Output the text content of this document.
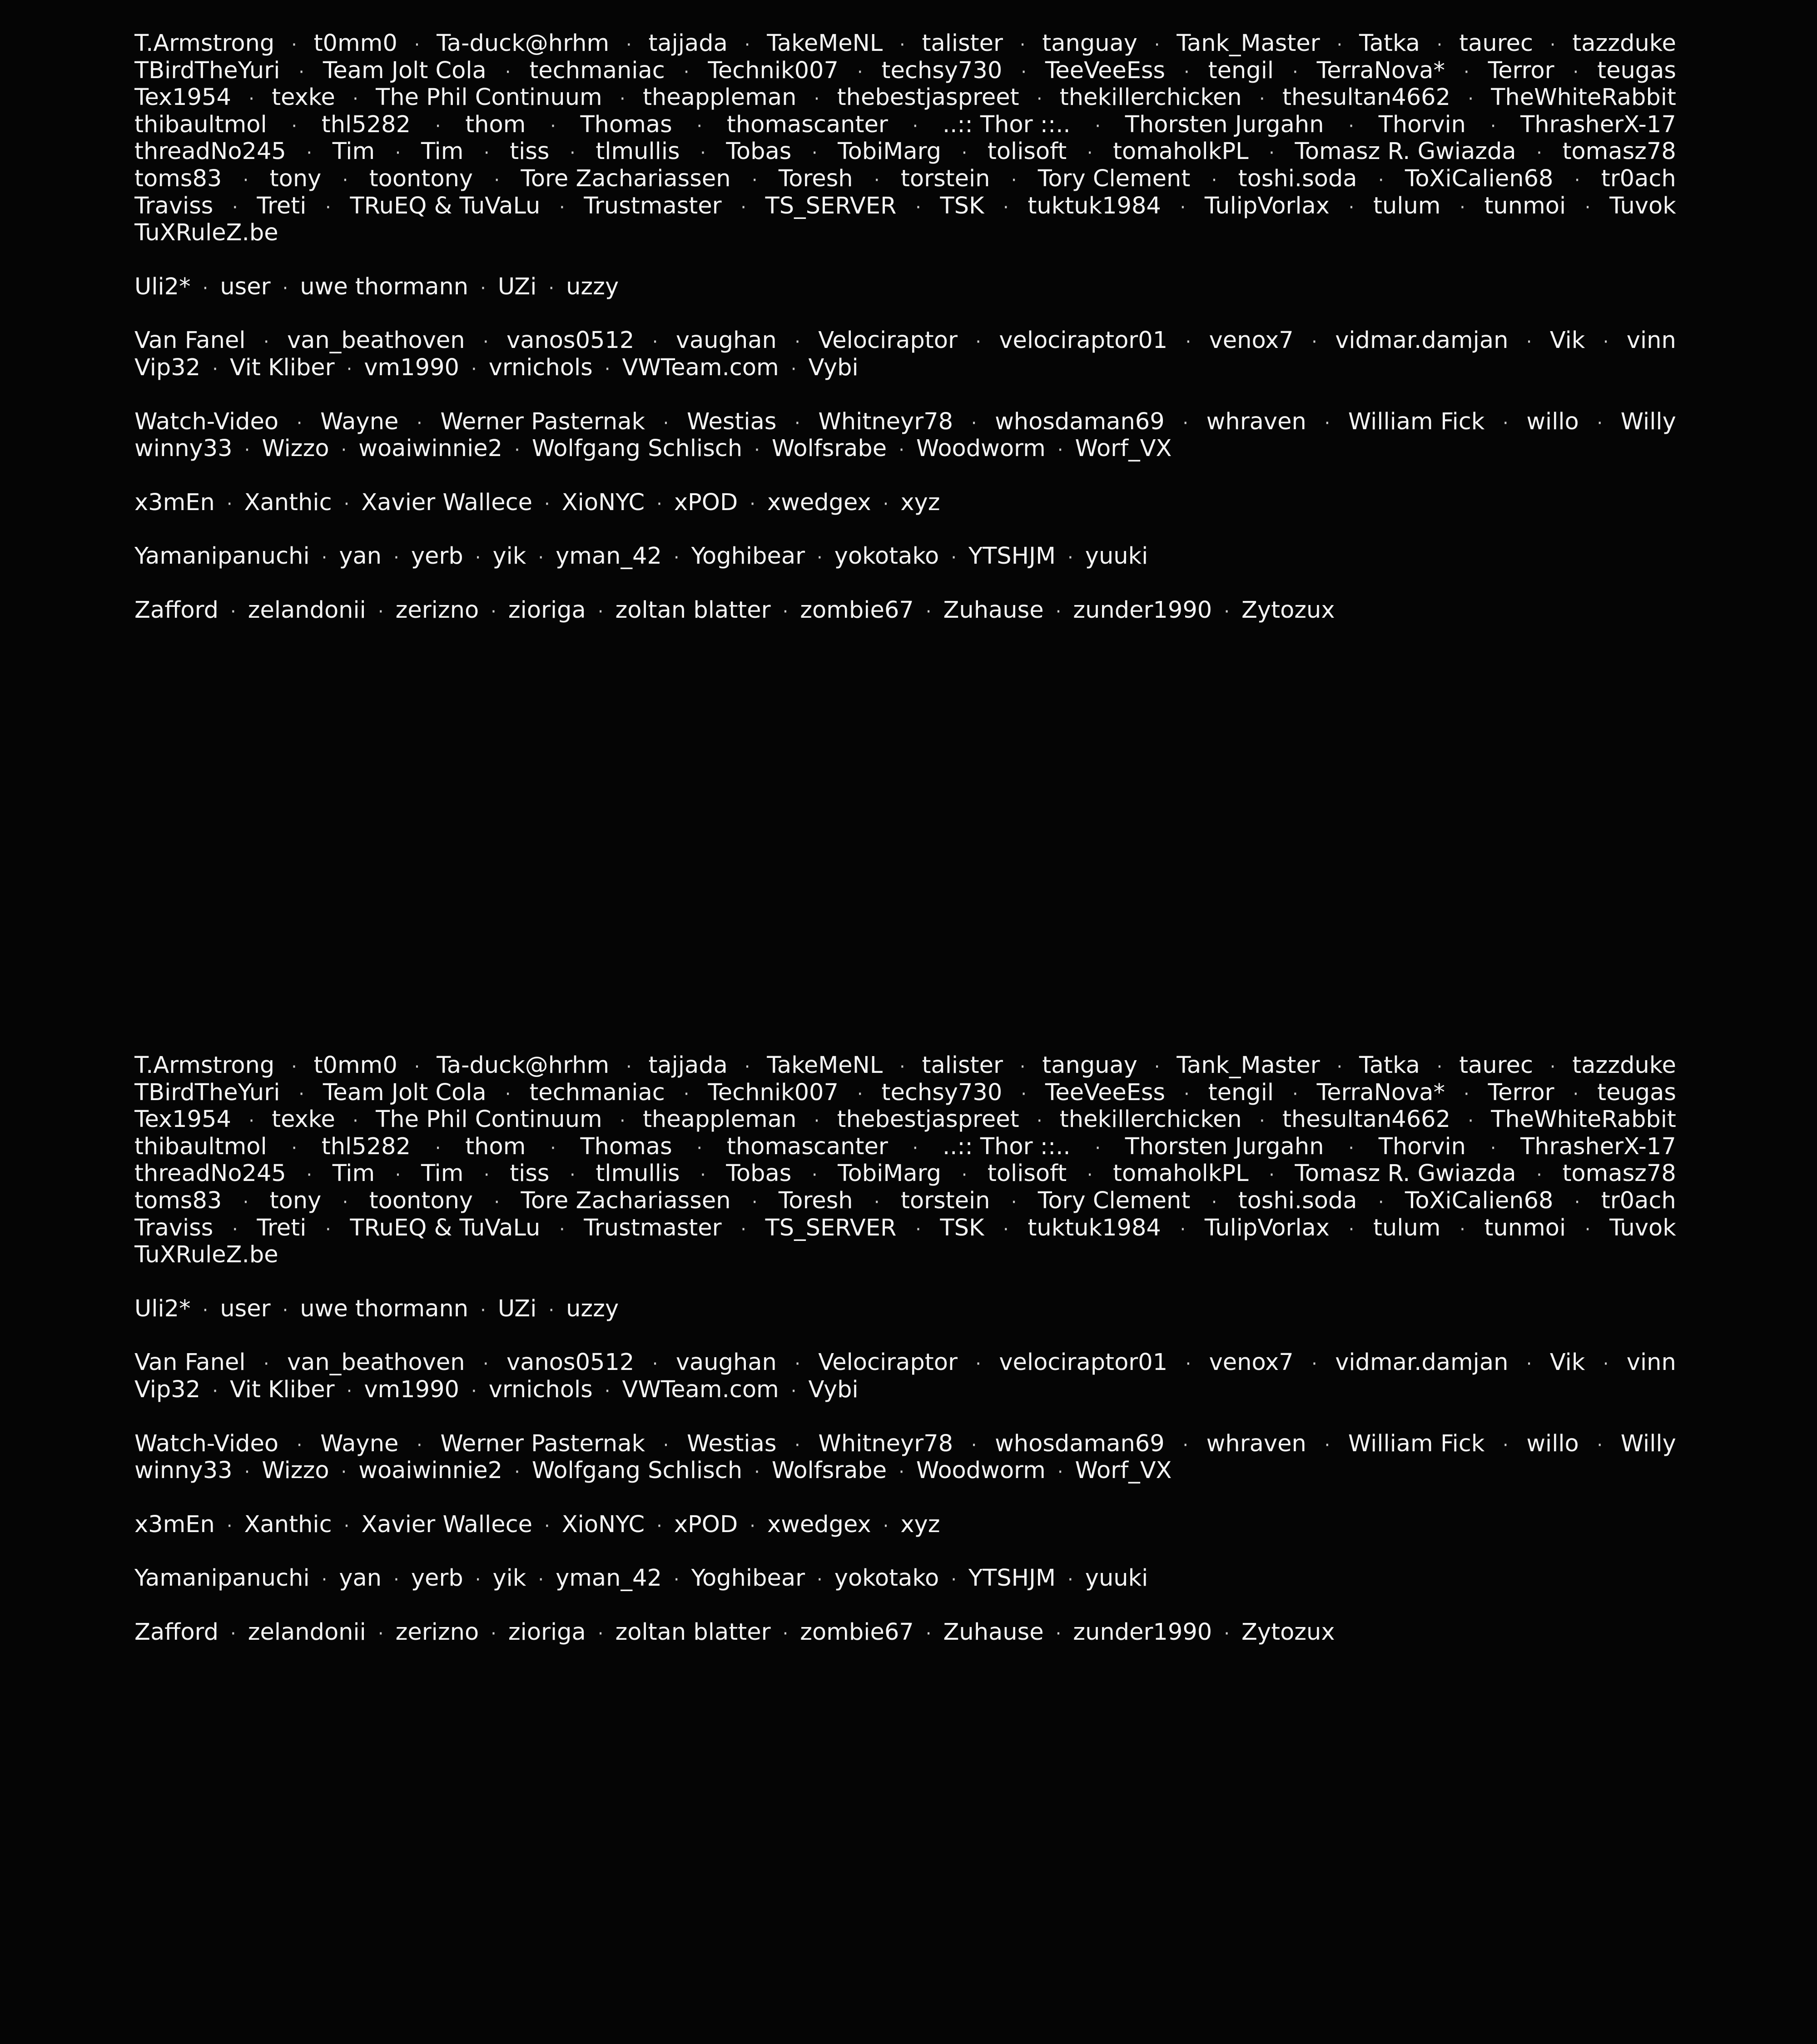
T.Armstrong · t0mm0 · Ta-duck@hrhm · tajjada · TakeMeNL · talister · tanguay · Tank_Master · Tatka · taurec · tazzduke
TBirdTheYuri · Team Jolt Cola · techmaniac · Technik007 · techsy730 · TeeVeeEss · tengil · TerraNova* · Terror · teugas
Tex1954 · texke · The Phil Continuum · theappleman · thebestjaspreet · thekillerchicken · thesultan4662 · TheWhiteRabbit
thibaultmol · thl5282 · thom · Thomas · thomascanter · ..:: Thor ::.. · Thorsten Jurgahn · Thorvin · ThrasherX-17
threadNo245 · Tim · Tim · tiss · tlmullis · Tobas · TobiMarg · tolisoft · tomaholkPL · Tomasz R. Gwiazda · tomasz78
toms83 · tony · toontony · Tore Zachariassen · Toresh · torstein · Tory Clement · toshi.soda · ToXiCalien68 · tr0ach
Traviss · Treti · TRuEQ & TuVaLu · Trustmaster · TS_SERVER · TSK · tuktuk1984 · TulipVorlax · tulum · tunmoi · Tuvok
TuXRuleZ.be
Uli2* · user · uwe thormann · UZi · uzzy
Van Fanel · van_beathoven · vanos0512 · vaughan · Velociraptor · velociraptor01 · venox7 · vidmar.damjan · Vik · vinn
Vip32 · Vit Kliber · vm1990 · vrnichols · VWTeam.com · Vybi
Watch-Video · Wayne · Werner Pasternak · Westias · Whitneyr78 · whosdaman69 · whraven · William Fick · willo · Willy
winny33 · Wizzo · woaiwinnie2 · Wolfgang Schlisch · Wolfsrabe · Woodworm · Worf_VX
x3mEn · Xanthic · Xavier Wallece · XioNYC · xPOD · xwedgex · xyz
Yamanipanuchi · yan · yerb · yik · yman_42 · Yoghibear · yokotako · YTSHJM · yuuki
Zafford · zelandonii · zerizno · zioriga · zoltan blatter · zombie67 · Zuhause · zunder1990 · Zytozux
T.Armstrong · t0mm0 · Ta-duck@hrhm · tajjada · TakeMeNL · talister · tanguay · Tank_Master · Tatka · taurec · tazzduke
TBirdTheYuri · Team Jolt Cola · techmaniac · Technik007 · techsy730 · TeeVeeEss · tengil · TerraNova* · Terror · teugas
Tex1954 · texke · The Phil Continuum · theappleman · thebestjaspreet · thekillerchicken · thesultan4662 · TheWhiteRabbit
thibaultmol · thl5282 · thom · Thomas · thomascanter · ..:: Thor ::.. · Thorsten Jurgahn · Thorvin · ThrasherX-17
threadNo245 · Tim · Tim · tiss · tlmullis · Tobas · TobiMarg · tolisoft · tomaholkPL · Tomasz R. Gwiazda · tomasz78
toms83 · tony · toontony · Tore Zachariassen · Toresh · torstein · Tory Clement · toshi.soda · ToXiCalien68 · tr0ach
Traviss · Treti · TRuEQ & TuVaLu · Trustmaster · TS_SERVER · TSK · tuktuk1984 · TulipVorlax · tulum · tunmoi · Tuvok
TuXRuleZ.be
Uli2* · user · uwe thormann · UZi · uzzy
Van Fanel · van_beathoven · vanos0512 · vaughan · Velociraptor · velociraptor01 · venox7 · vidmar.damjan · Vik · vinn
Vip32 · Vit Kliber · vm1990 · vrnichols · VWTeam.com · Vybi
Watch-Video · Wayne · Werner Pasternak · Westias · Whitneyr78 · whosdaman69 · whraven · William Fick · willo · Willy
winny33 · Wizzo · woaiwinnie2 · Wolfgang Schlisch · Wolfsrabe · Woodworm · Worf_VX
x3mEn · Xanthic · Xavier Wallece · XioNYC · xPOD · xwedgex · xyz
Yamanipanuchi · yan · yerb · yik · yman_42 · Yoghibear · yokotako · YTSHJM · yuuki
Zafford · zelandonii · zerizno · zioriga · zoltan blatter · zombie67 · Zuhause · zunder1990 · Zytozux
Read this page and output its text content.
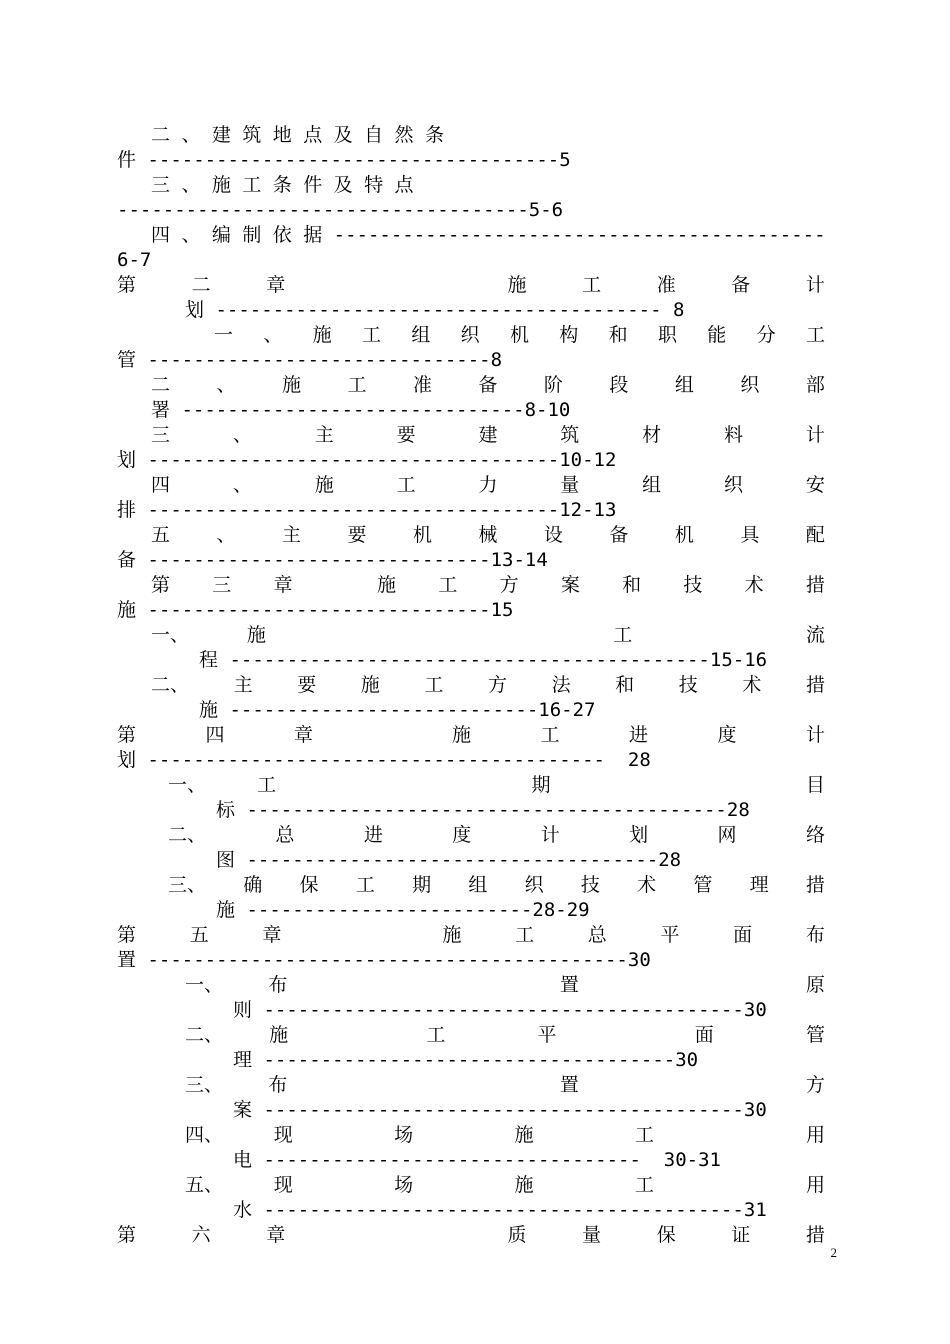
二 、 建 筑 地 点 及 自 然 条
件 ------------------------------------5
三 、 施 工 条 件 及 特 点
------------------------------------5-6
四 、 编 制 依 据 -------------------------------------------
6-7
第	二	章	施	工	准	备	计
划 --------------------------------------- 8
一 、 施 工 组 织 机 构 和 职 能 分 工
管 ------------------------------8
二 、 施 工 准 备 阶 段 组 织 部
署 ------------------------------8-10
三	、	主	要	建	筑	材	料	计
划 ------------------------------------10-12
四	、	施	工	力	量	组	织	安
排 ------------------------------------12-13
五 、 主 要 机 械 设 备 机 具 配
备 ------------------------------13-14
第 三 章	施 工 方 案 和 技 术 措
施 ------------------------------15
一、	施	工	流
程 ------------------------------------------15-16
二、 主 要 施 工 方 法 和 技 术 措
施 ---------------------------16-27
第	四	章	施	工	进	度	计
划 ----------------------------------------  28
一、	工	期	目
标 ------------------------------------------28
二、	总	进	度	计	划	网	络
图 ------------------------------------28
三、 确 保 工 期 组 织 技 术 管 理 措
施 -------------------------28-29
第	五	章	施	工	总	平	面	布
置 ------------------------------------------30
一、 布	置	原
则 ------------------------------------------30
二、 施	工	平	面	管
理 ------------------------------------30
三、 布	置	方
案 ------------------------------------------30
四、	现	场	施	工	用
电 ---------------------------------  30-31
五、	现	场	施	工	用
水 ------------------------------------------31
第	六	章	质	量	保	证	措
2
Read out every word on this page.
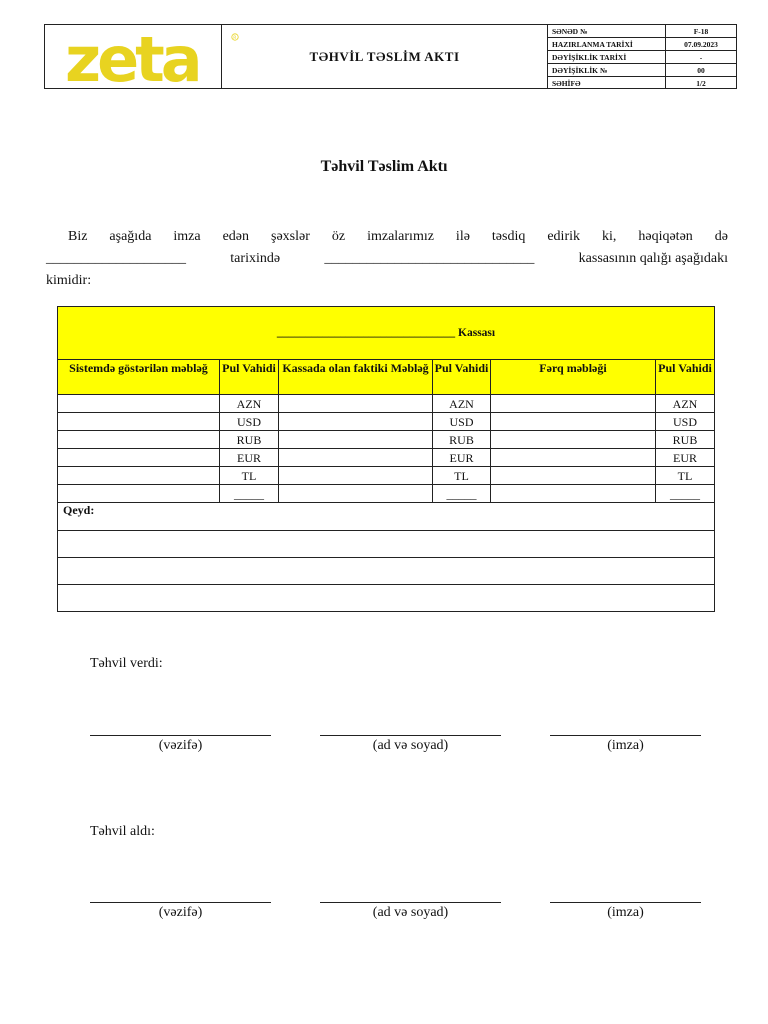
zeta	R
TƏHVİL TƏSLİM AKTI
SƏNƏD №	F-18
HAZIRLANMA TARİXİ	07.09.2023
DƏYİŞİKLİK TARİXİ	-
DƏYİŞİKLİK №	00
SƏHİFƏ	1/2
Təhvil Təslim Aktı
Biz aşağıda imza edən şəxslər öz imzalarımız ilə təsdiq edirik ki, həqiqətən də
____________________	tarixində	______________________________	kassasının qalığı aşağıdakı
kimidir:
_______________________________ Kassası					
Sistemdə göstərilən məbləğ	Pul Vahidi	Kassada olan faktiki Məbləğ	Pul Vahidi	Fərq məbləği	Pul Vahidi
	AZN		AZN		AZN
	USD		USD		USD
	RUB		RUB		RUB
	EUR		EUR		EUR
	TL		TL		TL
	_____		_____		_____
Qeyd:					

Təhvil verdi:
(vəzifə)	(ad və soyad)	(imza)
Təhvil aldı:
(vəzifə)	(ad və soyad)	(imza)
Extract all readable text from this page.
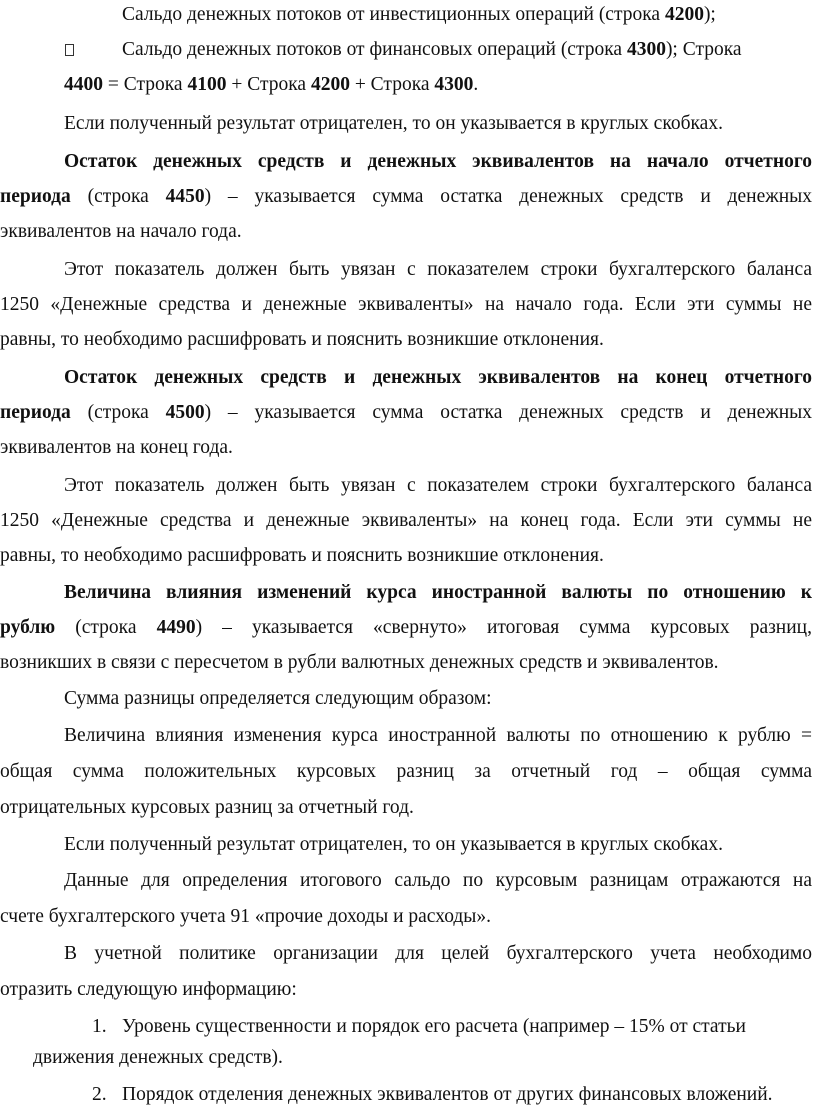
Сальдо денежных потоков от инвестиционных операций (строка 4200);
Сальдо денежных потоков от финансовых операций (строка 4300); Строка
4400 = Строка 4100 + Строка 4200 + Строка 4300.
Если полученный результат отрицателен, то он указывается в круглых скобках.
Остаток денежных средств и денежных эквивалентов на начало отчетного
периода (строка 4450) – указывается сумма остатка денежных средств и денежных
эквивалентов на начало года.
Этот показатель должен быть увязан с показателем строки бухгалтерского баланса
1250 «Денежные средства и денежные эквиваленты» на начало года. Если эти суммы не
равны, то необходимо расшифровать и пояснить возникшие отклонения.
Остаток денежных средств и денежных эквивалентов на конец отчетного
периода (строка 4500) – указывается сумма остатка денежных средств и денежных
эквивалентов на конец года.
Этот показатель должен быть увязан с показателем строки бухгалтерского баланса
1250 «Денежные средства и денежные эквиваленты» на конец года. Если эти суммы не
равны, то необходимо расшифровать и пояснить возникшие отклонения.
Величина влияния изменений курса иностранной валюты по отношению к
рублю (строка 4490) – указывается «свернуто» итоговая сумма курсовых разниц,
возникших в связи с пересчетом в рубли валютных денежных средств и эквивалентов.
Сумма разницы определяется следующим образом:
Величина влияния изменения курса иностранной валюты по отношению к рублю =
общая сумма положительных курсовых разниц за отчетный год – общая сумма
отрицательных курсовых разниц за отчетный год.
Если полученный результат отрицателен, то он указывается в круглых скобках.
Данные для определения итогового сальдо по курсовым разницам отражаются на
счете бухгалтерского учета 91 «прочие доходы и расходы».
В учетной политике организации для целей бухгалтерского учета необходимо
отразить следующую информацию:
1. Уровень существенности и порядок его расчета (например – 15% от статьи
движения денежных средств).
2. Порядок отделения денежных эквивалентов от других финансовых вложений.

= = = = = = =

→ **To do**
Say how many lines in this material hold "Величина", and say nothing else.

→ **Full solution**
2